Entries with figure data:
========

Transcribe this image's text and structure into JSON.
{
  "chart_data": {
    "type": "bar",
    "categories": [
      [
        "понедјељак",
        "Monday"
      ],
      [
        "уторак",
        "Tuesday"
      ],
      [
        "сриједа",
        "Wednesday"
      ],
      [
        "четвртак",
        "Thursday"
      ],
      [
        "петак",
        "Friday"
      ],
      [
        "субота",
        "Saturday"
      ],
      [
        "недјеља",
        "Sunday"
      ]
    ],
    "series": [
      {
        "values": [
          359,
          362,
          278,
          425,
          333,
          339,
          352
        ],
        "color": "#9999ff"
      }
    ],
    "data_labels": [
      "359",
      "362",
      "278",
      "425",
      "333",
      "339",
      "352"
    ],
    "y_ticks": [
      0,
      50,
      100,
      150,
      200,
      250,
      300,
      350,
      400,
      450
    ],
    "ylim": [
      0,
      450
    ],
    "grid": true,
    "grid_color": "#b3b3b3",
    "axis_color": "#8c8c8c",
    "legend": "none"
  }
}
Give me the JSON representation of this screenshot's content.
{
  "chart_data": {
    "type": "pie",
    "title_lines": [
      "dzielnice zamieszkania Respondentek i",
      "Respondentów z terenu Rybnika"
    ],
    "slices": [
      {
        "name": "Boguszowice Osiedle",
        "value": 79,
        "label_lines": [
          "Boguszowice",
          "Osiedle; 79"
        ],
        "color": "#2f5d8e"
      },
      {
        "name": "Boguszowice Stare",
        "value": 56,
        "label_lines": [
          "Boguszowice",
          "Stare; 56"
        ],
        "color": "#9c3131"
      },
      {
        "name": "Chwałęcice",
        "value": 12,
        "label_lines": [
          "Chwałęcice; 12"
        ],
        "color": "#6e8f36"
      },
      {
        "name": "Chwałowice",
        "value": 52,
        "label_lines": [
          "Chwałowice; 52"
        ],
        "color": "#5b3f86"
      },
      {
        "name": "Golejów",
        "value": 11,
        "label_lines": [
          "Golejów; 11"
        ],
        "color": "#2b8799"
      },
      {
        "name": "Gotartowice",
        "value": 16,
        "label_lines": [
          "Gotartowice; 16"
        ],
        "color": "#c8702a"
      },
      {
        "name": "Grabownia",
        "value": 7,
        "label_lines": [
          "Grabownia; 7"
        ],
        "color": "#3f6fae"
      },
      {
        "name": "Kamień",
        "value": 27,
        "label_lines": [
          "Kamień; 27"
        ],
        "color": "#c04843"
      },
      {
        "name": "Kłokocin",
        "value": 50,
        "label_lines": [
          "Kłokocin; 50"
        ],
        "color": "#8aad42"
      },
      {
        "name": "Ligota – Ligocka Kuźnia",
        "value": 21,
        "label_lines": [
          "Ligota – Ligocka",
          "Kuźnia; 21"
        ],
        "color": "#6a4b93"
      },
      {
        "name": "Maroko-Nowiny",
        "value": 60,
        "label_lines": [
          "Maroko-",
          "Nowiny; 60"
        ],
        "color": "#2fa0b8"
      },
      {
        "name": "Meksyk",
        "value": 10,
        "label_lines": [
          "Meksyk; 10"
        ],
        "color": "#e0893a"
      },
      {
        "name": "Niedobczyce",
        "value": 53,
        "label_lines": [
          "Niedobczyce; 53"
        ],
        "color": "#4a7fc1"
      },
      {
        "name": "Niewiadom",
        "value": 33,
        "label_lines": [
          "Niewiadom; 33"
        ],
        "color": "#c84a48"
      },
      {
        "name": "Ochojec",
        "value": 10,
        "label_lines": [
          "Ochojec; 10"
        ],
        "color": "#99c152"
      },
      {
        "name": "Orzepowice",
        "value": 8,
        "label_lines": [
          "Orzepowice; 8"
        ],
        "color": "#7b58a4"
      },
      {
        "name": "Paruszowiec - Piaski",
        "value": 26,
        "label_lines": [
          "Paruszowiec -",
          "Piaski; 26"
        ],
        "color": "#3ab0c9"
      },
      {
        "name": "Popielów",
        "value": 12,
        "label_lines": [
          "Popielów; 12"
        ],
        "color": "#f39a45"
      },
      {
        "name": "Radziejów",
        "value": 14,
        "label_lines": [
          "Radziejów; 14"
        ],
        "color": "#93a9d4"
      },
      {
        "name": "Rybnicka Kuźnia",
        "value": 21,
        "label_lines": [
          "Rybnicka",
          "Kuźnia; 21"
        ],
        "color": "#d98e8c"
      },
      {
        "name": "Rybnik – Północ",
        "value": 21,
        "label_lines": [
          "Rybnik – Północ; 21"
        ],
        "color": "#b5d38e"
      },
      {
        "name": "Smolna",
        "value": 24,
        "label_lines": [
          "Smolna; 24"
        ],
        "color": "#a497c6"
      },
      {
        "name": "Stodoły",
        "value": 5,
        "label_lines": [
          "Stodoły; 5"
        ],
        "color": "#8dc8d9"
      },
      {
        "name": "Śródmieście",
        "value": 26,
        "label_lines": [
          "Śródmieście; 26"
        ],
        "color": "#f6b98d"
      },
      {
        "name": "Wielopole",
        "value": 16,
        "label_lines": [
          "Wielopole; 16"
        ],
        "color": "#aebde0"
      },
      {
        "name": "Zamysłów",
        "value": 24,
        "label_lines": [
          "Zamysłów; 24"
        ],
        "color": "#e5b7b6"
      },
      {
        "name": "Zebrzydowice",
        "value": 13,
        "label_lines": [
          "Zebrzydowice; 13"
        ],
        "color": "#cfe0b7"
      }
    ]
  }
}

========

■ Exercise
Give back the whole listing, word for word.

■ Answer to this exercise
Transcribe this image's text and structure into JSON.
{
  "chart_data": {
    "type": "bar",
    "categories": [
      [
        "понедјељак",
        "Monday"
      ],
      [
        "уторак",
        "Tuesday"
      ],
      [
        "сриједа",
        "Wednesday"
      ],
      [
        "четвртак",
        "Thursday"
      ],
      [
        "петак",
        "Friday"
      ],
      [
        "субота",
        "Saturday"
      ],
      [
        "недјеља",
        "Sunday"
      ]
    ],
    "series": [
      {
        "values": [
          359,
          362,
          278,
          425,
          333,
          339,
          352
        ],
        "color": "#9999ff"
      }
    ],
    "data_labels": [
      "359",
      "362",
      "278",
      "425",
      "333",
      "339",
      "352"
    ],
    "y_ticks": [
      0,
      50,
      100,
      150,
      200,
      250,
      300,
      350,
      400,
      450
    ],
    "ylim": [
      0,
      450
    ],
    "grid": true,
    "grid_color": "#b3b3b3",
    "axis_color": "#8c8c8c",
    "legend": "none"
  }
}
Give me the JSON representation of this screenshot's content.
{
  "chart_data": {
    "type": "pie",
    "title_lines": [
      "dzielnice zamieszkania Respondentek i",
      "Respondentów z terenu Rybnika"
    ],
    "slices": [
      {
        "name": "Boguszowice Osiedle",
        "value": 79,
        "label_lines": [
          "Boguszowice",
          "Osiedle; 79"
        ],
        "color": "#2f5d8e"
      },
      {
        "name": "Boguszowice Stare",
        "value": 56,
        "label_lines": [
          "Boguszowice",
          "Stare; 56"
        ],
        "color": "#9c3131"
      },
      {
        "name": "Chwałęcice",
        "value": 12,
        "label_lines": [
          "Chwałęcice; 12"
        ],
        "color": "#6e8f36"
      },
      {
        "name": "Chwałowice",
        "value": 52,
        "label_lines": [
          "Chwałowice; 52"
        ],
        "color": "#5b3f86"
      },
      {
        "name": "Golejów",
        "value": 11,
        "label_lines": [
          "Golejów; 11"
        ],
        "color": "#2b8799"
      },
      {
        "name": "Gotartowice",
        "value": 16,
        "label_lines": [
          "Gotartowice; 16"
        ],
        "color": "#c8702a"
      },
      {
        "name": "Grabownia",
        "value": 7,
        "label_lines": [
          "Grabownia; 7"
        ],
        "color": "#3f6fae"
      },
      {
        "name": "Kamień",
        "value": 27,
        "label_lines": [
          "Kamień; 27"
        ],
        "color": "#c04843"
      },
      {
        "name": "Kłokocin",
        "value": 50,
        "label_lines": [
          "Kłokocin; 50"
        ],
        "color": "#8aad42"
      },
      {
        "name": "Ligota – Ligocka Kuźnia",
        "value": 21,
        "label_lines": [
          "Ligota – Ligocka",
          "Kuźnia; 21"
        ],
        "color": "#6a4b93"
      },
      {
        "name": "Maroko-Nowiny",
        "value": 60,
        "label_lines": [
          "Maroko-",
          "Nowiny; 60"
        ],
        "color": "#2fa0b8"
      },
      {
        "name": "Meksyk",
        "value": 10,
        "label_lines": [
          "Meksyk; 10"
        ],
        "color": "#e0893a"
      },
      {
        "name": "Niedobczyce",
        "value": 53,
        "label_lines": [
          "Niedobczyce; 53"
        ],
        "color": "#4a7fc1"
      },
      {
        "name": "Niewiadom",
        "value": 33,
        "label_lines": [
          "Niewiadom; 33"
        ],
        "color": "#c84a48"
      },
      {
        "name": "Ochojec",
        "value": 10,
        "label_lines": [
          "Ochojec; 10"
        ],
        "color": "#99c152"
      },
      {
        "name": "Orzepowice",
        "value": 8,
        "label_lines": [
          "Orzepowice; 8"
        ],
        "color": "#7b58a4"
      },
      {
        "name": "Paruszowiec - Piaski",
        "value": 26,
        "label_lines": [
          "Paruszowiec -",
          "Piaski; 26"
        ],
        "color": "#3ab0c9"
      },
      {
        "name": "Popielów",
        "value": 12,
        "label_lines": [
          "Popielów; 12"
        ],
        "color": "#f39a45"
      },
      {
        "name": "Radziejów",
        "value": 14,
        "label_lines": [
          "Radziejów; 14"
        ],
        "color": "#93a9d4"
      },
      {
        "name": "Rybnicka Kuźnia",
        "value": 21,
        "label_lines": [
          "Rybnicka",
          "Kuźnia; 21"
        ],
        "color": "#d98e8c"
      },
      {
        "name": "Rybnik – Północ",
        "value": 21,
        "label_lines": [
          "Rybnik – Północ; 21"
        ],
        "color": "#b5d38e"
      },
      {
        "name": "Smolna",
        "value": 24,
        "label_lines": [
          "Smolna; 24"
        ],
        "color": "#a497c6"
      },
      {
        "name": "Stodoły",
        "value": 5,
        "label_lines": [
          "Stodoły; 5"
        ],
        "color": "#8dc8d9"
      },
      {
        "name": "Śródmieście",
        "value": 26,
        "label_lines": [
          "Śródmieście; 26"
        ],
        "color": "#f6b98d"
      },
      {
        "name": "Wielopole",
        "value": 16,
        "label_lines": [
          "Wielopole; 16"
        ],
        "color": "#aebde0"
      },
      {
        "name": "Zamysłów",
        "value": 24,
        "label_lines": [
          "Zamysłów; 24"
        ],
        "color": "#e5b7b6"
      },
      {
        "name": "Zebrzydowice",
        "value": 13,
        "label_lines": [
          "Zebrzydowice; 13"
        ],
        "color": "#cfe0b7"
      }
    ]
  }
}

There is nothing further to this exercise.